WHAT YOU WILL DO
Put the listing, from its first line through the line containing "468, 389, 523]", into a Markdown table with the columns Row and Text, numbering each row and leaving out blank lines.

--------------------------------------------------

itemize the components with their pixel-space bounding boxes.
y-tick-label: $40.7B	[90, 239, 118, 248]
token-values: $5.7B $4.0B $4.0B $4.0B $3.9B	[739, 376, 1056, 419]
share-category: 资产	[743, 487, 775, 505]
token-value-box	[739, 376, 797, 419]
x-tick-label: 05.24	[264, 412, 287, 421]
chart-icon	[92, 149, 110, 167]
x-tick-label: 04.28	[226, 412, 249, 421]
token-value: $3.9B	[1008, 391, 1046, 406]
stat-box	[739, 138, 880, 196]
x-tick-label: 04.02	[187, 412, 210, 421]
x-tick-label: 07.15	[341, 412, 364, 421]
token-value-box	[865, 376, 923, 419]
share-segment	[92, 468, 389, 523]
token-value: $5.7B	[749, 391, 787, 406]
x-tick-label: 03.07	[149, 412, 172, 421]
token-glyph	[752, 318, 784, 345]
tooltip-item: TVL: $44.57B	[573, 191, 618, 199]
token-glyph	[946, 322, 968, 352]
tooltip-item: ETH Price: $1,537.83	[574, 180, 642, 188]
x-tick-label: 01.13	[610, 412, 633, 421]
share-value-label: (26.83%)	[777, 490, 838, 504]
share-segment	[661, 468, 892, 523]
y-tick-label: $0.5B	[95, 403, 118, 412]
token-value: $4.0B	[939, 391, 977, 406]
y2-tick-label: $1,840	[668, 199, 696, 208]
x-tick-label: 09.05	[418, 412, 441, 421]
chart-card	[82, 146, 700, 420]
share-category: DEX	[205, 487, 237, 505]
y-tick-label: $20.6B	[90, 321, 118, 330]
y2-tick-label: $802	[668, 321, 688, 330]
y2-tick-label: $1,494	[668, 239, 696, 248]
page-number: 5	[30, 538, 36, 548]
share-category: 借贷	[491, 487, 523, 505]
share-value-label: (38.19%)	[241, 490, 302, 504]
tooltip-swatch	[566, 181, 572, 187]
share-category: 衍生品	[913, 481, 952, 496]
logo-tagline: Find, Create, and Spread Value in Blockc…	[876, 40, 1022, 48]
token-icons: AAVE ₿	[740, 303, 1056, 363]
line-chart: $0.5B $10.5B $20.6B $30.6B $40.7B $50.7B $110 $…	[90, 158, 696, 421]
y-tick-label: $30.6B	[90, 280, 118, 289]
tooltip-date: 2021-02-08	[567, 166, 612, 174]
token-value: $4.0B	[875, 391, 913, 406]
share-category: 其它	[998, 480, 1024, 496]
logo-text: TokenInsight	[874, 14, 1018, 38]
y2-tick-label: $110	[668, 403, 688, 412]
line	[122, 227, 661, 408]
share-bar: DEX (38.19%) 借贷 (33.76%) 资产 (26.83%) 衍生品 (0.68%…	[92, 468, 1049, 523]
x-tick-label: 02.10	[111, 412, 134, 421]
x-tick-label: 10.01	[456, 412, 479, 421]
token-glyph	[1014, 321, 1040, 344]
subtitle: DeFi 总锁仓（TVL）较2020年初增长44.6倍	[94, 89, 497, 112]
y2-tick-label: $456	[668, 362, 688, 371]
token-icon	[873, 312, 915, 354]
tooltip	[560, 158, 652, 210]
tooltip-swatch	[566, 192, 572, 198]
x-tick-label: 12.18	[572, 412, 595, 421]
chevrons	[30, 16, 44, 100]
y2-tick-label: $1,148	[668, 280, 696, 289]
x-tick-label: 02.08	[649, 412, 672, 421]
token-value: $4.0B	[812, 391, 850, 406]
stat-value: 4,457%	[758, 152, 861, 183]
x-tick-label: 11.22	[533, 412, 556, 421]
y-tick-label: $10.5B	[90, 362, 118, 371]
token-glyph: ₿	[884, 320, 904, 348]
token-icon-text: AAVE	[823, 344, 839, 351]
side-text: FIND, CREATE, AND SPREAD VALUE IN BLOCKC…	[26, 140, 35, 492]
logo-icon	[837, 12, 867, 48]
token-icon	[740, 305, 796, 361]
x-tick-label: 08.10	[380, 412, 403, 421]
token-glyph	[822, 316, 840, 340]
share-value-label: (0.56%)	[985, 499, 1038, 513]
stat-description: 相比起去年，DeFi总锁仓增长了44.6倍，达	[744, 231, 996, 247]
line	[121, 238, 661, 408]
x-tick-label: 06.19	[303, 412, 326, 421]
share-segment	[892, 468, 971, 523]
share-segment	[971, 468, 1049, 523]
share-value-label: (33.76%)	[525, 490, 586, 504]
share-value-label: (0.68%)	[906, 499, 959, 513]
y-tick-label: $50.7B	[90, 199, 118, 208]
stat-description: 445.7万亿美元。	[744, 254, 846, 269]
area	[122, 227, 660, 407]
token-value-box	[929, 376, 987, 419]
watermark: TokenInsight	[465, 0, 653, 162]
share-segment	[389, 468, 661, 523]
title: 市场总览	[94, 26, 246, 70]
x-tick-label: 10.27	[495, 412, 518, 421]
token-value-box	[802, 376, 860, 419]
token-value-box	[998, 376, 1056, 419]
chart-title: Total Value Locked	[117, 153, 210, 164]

--------------------------------------------------

RESPONSE FOR THIS EXERCISE
| Row | Text |
|---|---|
| 1 | itemize the components with their pixel-space bounding boxes. |
| 2 | y-tick-label: $40.7B	[90, 239, 118, 248] |
| 3 | token-values: $5.7B $4.0B $4.0B $4.0B $3.9B	[739, 376, 1056, 419] |
| 4 | share-category: 资产	[743, 487, 775, 505] |
| 5 | token-value-box	[739, 376, 797, 419] |
| 6 | x-tick-label: 05.24	[264, 412, 287, 421] |
| 7 | chart-icon	[92, 149, 110, 167] |
| 8 | x-tick-label: 04.28	[226, 412, 249, 421] |
| 9 | token-value: $3.9B	[1008, 391, 1046, 406] |
| 10 | stat-box	[739, 138, 880, 196] |
| 11 | x-tick-label: 04.02	[187, 412, 210, 421] |
| 12 | x-tick-label: 07.15	[341, 412, 364, 421] |
| 13 | token-value-box	[865, 376, 923, 419] |
| 14 | share-segment	[92, 468, 389, 523] |